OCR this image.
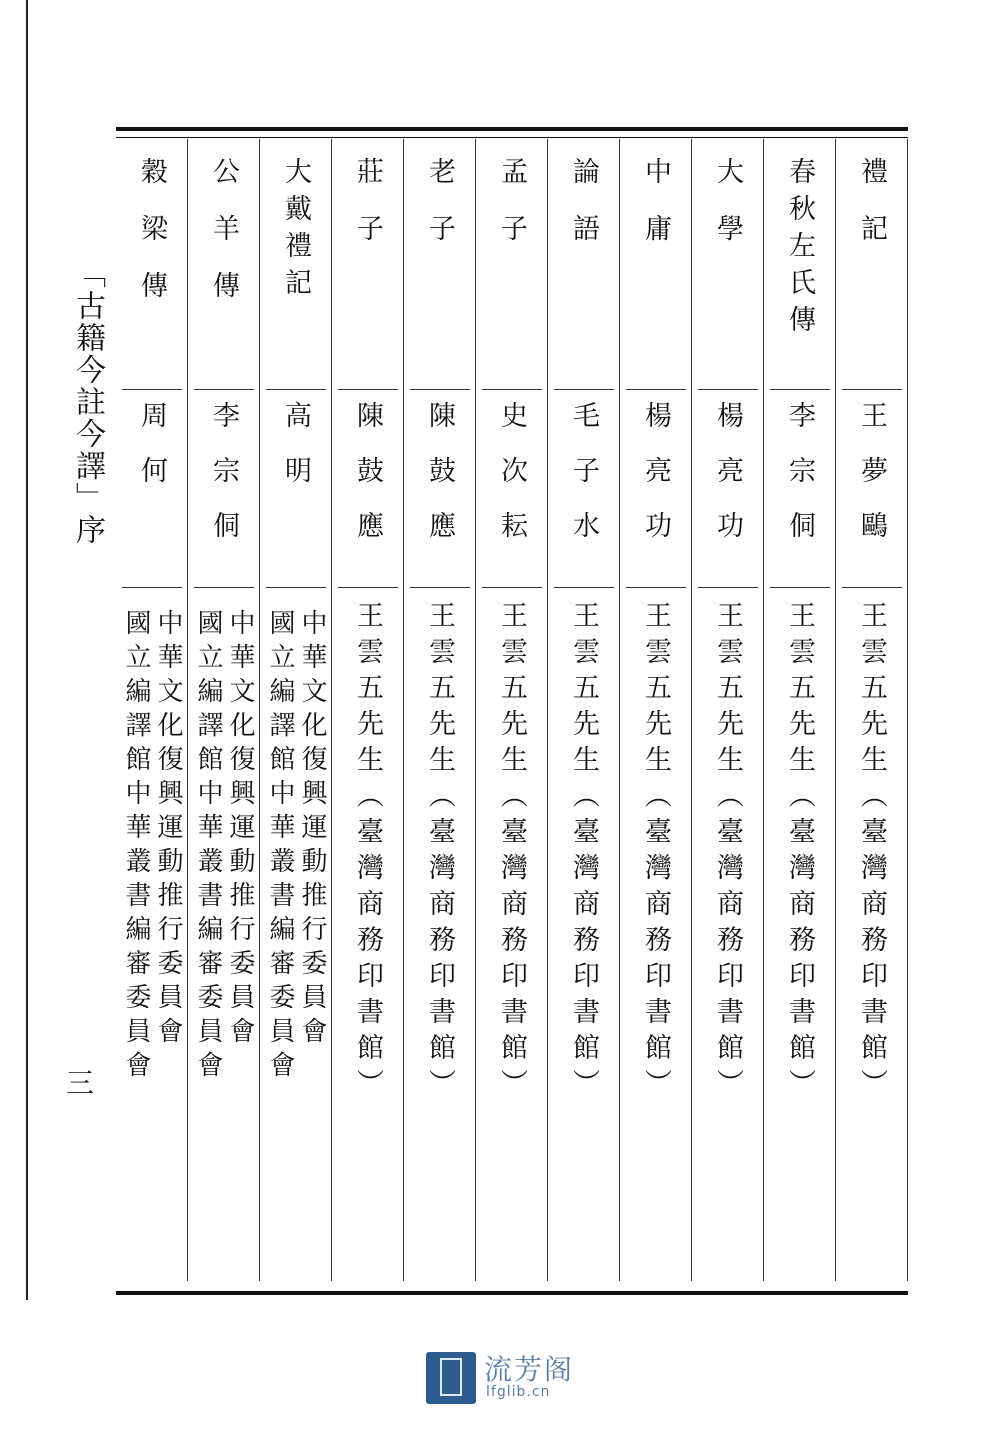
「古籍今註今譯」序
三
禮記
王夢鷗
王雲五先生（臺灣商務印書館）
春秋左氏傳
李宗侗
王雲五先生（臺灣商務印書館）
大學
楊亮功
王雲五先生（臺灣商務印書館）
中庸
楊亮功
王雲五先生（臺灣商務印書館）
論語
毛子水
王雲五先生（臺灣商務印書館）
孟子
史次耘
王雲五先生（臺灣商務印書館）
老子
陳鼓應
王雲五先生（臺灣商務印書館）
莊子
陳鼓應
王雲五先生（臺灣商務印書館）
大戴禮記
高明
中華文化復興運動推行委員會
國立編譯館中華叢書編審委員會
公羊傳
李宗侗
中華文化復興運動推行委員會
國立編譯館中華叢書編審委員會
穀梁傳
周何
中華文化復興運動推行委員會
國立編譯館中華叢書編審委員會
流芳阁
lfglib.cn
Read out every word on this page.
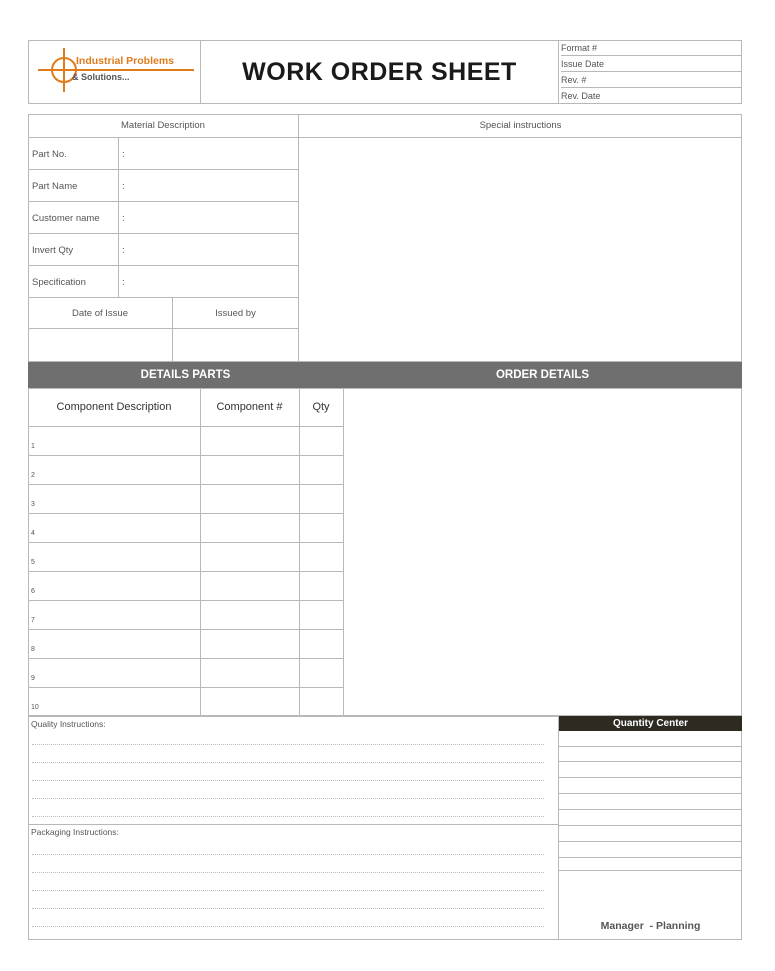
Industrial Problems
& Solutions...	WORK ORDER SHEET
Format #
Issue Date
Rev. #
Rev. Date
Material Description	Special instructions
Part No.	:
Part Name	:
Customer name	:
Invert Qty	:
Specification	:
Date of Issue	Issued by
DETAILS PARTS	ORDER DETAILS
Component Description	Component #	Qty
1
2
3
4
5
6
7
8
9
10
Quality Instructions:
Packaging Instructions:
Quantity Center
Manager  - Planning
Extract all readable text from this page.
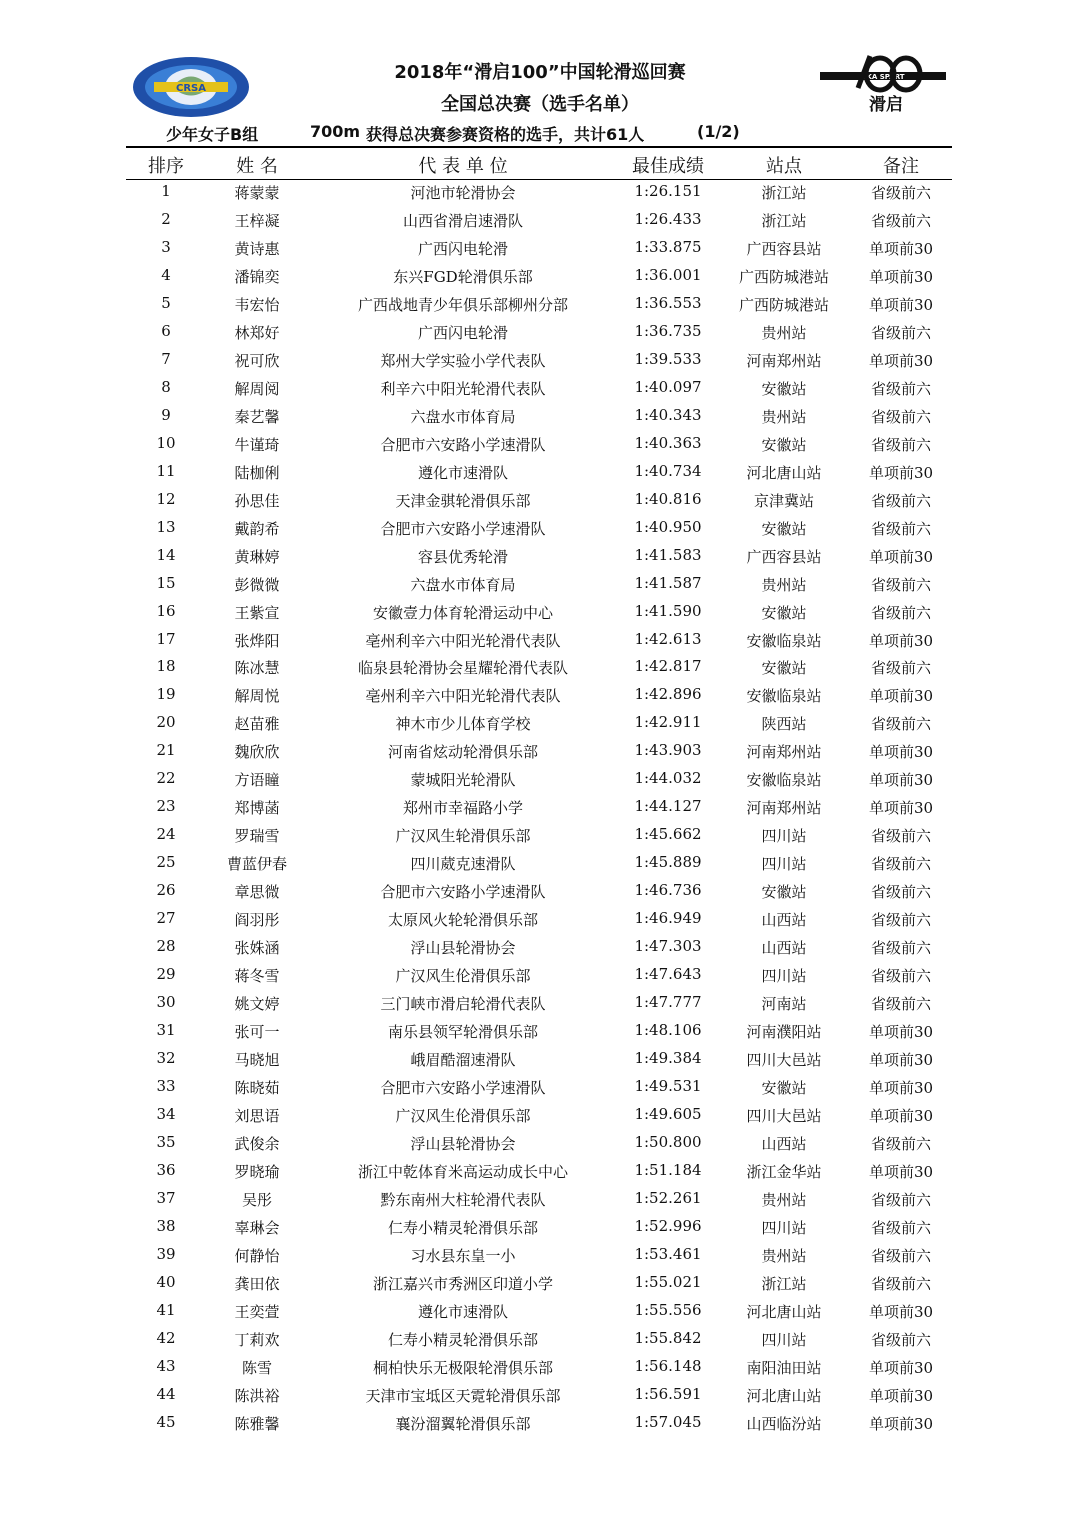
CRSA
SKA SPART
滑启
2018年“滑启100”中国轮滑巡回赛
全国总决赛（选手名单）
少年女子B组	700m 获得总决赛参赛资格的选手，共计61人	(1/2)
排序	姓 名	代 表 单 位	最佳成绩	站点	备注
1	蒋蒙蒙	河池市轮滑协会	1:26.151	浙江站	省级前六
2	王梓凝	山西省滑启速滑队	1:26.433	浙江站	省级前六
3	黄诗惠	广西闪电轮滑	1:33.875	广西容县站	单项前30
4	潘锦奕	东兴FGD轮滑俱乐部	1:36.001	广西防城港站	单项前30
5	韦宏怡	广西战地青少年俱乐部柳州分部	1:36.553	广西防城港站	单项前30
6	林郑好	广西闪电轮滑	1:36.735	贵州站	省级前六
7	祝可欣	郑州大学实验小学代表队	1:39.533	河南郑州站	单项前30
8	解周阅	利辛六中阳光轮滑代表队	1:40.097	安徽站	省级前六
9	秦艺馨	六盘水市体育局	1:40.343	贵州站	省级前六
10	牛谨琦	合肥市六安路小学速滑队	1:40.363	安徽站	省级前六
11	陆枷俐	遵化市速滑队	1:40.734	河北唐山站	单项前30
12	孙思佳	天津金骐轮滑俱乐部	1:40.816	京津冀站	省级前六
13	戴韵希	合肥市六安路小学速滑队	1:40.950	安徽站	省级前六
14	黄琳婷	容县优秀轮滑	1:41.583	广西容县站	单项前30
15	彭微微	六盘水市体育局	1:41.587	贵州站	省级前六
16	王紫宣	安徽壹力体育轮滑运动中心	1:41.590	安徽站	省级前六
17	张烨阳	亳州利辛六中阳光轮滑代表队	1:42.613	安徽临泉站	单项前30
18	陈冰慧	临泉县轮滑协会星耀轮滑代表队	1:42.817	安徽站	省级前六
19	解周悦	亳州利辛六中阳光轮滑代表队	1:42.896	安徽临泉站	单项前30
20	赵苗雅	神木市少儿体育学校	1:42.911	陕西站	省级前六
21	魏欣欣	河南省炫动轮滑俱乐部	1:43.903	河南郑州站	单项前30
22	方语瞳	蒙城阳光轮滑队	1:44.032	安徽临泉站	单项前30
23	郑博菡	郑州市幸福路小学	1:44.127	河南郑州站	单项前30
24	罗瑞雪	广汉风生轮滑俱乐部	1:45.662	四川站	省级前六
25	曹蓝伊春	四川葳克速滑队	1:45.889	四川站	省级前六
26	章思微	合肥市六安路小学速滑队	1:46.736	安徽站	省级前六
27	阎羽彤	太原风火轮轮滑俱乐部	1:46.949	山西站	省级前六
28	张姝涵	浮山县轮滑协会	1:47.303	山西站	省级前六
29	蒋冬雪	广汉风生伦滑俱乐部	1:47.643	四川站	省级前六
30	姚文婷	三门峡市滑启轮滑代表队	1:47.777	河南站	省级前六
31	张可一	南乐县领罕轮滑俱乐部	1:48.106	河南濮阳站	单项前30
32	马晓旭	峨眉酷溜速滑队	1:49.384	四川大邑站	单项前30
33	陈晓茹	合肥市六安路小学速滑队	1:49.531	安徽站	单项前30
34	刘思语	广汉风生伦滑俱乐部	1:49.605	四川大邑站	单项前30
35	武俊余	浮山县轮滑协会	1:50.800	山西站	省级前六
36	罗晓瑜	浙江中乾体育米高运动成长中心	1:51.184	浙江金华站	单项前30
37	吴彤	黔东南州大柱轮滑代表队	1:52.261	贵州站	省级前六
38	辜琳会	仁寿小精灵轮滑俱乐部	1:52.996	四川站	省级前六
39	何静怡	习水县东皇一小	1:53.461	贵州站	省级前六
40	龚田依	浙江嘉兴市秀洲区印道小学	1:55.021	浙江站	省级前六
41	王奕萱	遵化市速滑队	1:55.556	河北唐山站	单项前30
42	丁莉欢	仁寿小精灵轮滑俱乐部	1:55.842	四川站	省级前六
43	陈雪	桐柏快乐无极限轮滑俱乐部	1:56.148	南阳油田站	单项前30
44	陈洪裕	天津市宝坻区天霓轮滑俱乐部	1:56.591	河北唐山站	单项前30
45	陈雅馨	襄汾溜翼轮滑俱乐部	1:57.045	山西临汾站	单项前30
◆ ◆ ◆ ◆ ◆ ◆ ◆
Return every line of the records exactly as given, pictures excluded.

OCR this image.
「古籍今註今譯」序
三
禮記
王夢鷗
王雲五先生（臺灣商務印書館）
春秋左氏傳
李宗侗
王雲五先生（臺灣商務印書館）
大學
楊亮功
王雲五先生（臺灣商務印書館）
中庸
楊亮功
王雲五先生（臺灣商務印書館）
論語
毛子水
王雲五先生（臺灣商務印書館）
孟子
史次耘
王雲五先生（臺灣商務印書館）
老子
陳鼓應
王雲五先生（臺灣商務印書館）
莊子
陳鼓應
王雲五先生（臺灣商務印書館）
大戴禮記
高明
中華文化復興運動推行委員會
國立編譯館中華叢書編審委員會
公羊傳
李宗侗
中華文化復興運動推行委員會
國立編譯館中華叢書編審委員會
穀梁傳
周何
中華文化復興運動推行委員會
國立編譯館中華叢書編審委員會
流芳阁
lfglib.cn
Read out every word on this page.
Industrial Problems
& Solutions...	WORK ORDER SHEET
Format #
Issue Date
Rev. #
Rev. Date
Material Description	Special instructions
Part No.	:
Part Name	:
Customer name	:
Invert Qty	:
Specification	:
Date of Issue	Issued by
DETAILS PARTS	ORDER DETAILS
Component Description	Component #	Qty
1
2
3
4
5
6
7
8
9
10
Quality Instructions:
Packaging Instructions:
Quantity Center
Manager  - Planning
Extract all readable text from this page.
CRSA
SKA SPART
滑启
2018年“滑启100”中国轮滑巡回赛
全国总决赛（选手名单）
少年女子B组	700m 获得总决赛参赛资格的选手，共计61人	(1/2)
排序	姓 名	代 表 单 位	最佳成绩	站点	备注
1	蒋蒙蒙	河池市轮滑协会	1:26.151	浙江站	省级前六
2	王梓凝	山西省滑启速滑队	1:26.433	浙江站	省级前六
3	黄诗惠	广西闪电轮滑	1:33.875	广西容县站	单项前30
4	潘锦奕	东兴FGD轮滑俱乐部	1:36.001	广西防城港站	单项前30
5	韦宏怡	广西战地青少年俱乐部柳州分部	1:36.553	广西防城港站	单项前30
6	林郑好	广西闪电轮滑	1:36.735	贵州站	省级前六
7	祝可欣	郑州大学实验小学代表队	1:39.533	河南郑州站	单项前30
8	解周阅	利辛六中阳光轮滑代表队	1:40.097	安徽站	省级前六
9	秦艺馨	六盘水市体育局	1:40.343	贵州站	省级前六
10	牛谨琦	合肥市六安路小学速滑队	1:40.363	安徽站	省级前六
11	陆枷俐	遵化市速滑队	1:40.734	河北唐山站	单项前30
12	孙思佳	天津金骐轮滑俱乐部	1:40.816	京津冀站	省级前六
13	戴韵希	合肥市六安路小学速滑队	1:40.950	安徽站	省级前六
14	黄琳婷	容县优秀轮滑	1:41.583	广西容县站	单项前30
15	彭微微	六盘水市体育局	1:41.587	贵州站	省级前六
16	王紫宣	安徽壹力体育轮滑运动中心	1:41.590	安徽站	省级前六
17	张烨阳	亳州利辛六中阳光轮滑代表队	1:42.613	安徽临泉站	单项前30
18	陈冰慧	临泉县轮滑协会星耀轮滑代表队	1:42.817	安徽站	省级前六
19	解周悦	亳州利辛六中阳光轮滑代表队	1:42.896	安徽临泉站	单项前30
20	赵苗雅	神木市少儿体育学校	1:42.911	陕西站	省级前六
21	魏欣欣	河南省炫动轮滑俱乐部	1:43.903	河南郑州站	单项前30
22	方语瞳	蒙城阳光轮滑队	1:44.032	安徽临泉站	单项前30
23	郑博菡	郑州市幸福路小学	1:44.127	河南郑州站	单项前30
24	罗瑞雪	广汉风生轮滑俱乐部	1:45.662	四川站	省级前六
25	曹蓝伊春	四川葳克速滑队	1:45.889	四川站	省级前六
26	章思微	合肥市六安路小学速滑队	1:46.736	安徽站	省级前六
27	阎羽彤	太原风火轮轮滑俱乐部	1:46.949	山西站	省级前六
28	张姝涵	浮山县轮滑协会	1:47.303	山西站	省级前六
29	蒋冬雪	广汉风生伦滑俱乐部	1:47.643	四川站	省级前六
30	姚文婷	三门峡市滑启轮滑代表队	1:47.777	河南站	省级前六
31	张可一	南乐县领罕轮滑俱乐部	1:48.106	河南濮阳站	单项前30
32	马晓旭	峨眉酷溜速滑队	1:49.384	四川大邑站	单项前30
33	陈晓茹	合肥市六安路小学速滑队	1:49.531	安徽站	单项前30
34	刘思语	广汉风生伦滑俱乐部	1:49.605	四川大邑站	单项前30
35	武俊余	浮山县轮滑协会	1:50.800	山西站	省级前六
36	罗晓瑜	浙江中乾体育米高运动成长中心	1:51.184	浙江金华站	单项前30
37	吴彤	黔东南州大柱轮滑代表队	1:52.261	贵州站	省级前六
38	辜琳会	仁寿小精灵轮滑俱乐部	1:52.996	四川站	省级前六
39	何静怡	习水县东皇一小	1:53.461	贵州站	省级前六
40	龚田依	浙江嘉兴市秀洲区印道小学	1:55.021	浙江站	省级前六
41	王奕萱	遵化市速滑队	1:55.556	河北唐山站	单项前30
42	丁莉欢	仁寿小精灵轮滑俱乐部	1:55.842	四川站	省级前六
43	陈雪	桐柏快乐无极限轮滑俱乐部	1:56.148	南阳油田站	单项前30
44	陈洪裕	天津市宝坻区天霓轮滑俱乐部	1:56.591	河北唐山站	单项前30
45	陈雅馨	襄汾溜翼轮滑俱乐部	1:57.045	山西临汾站	单项前30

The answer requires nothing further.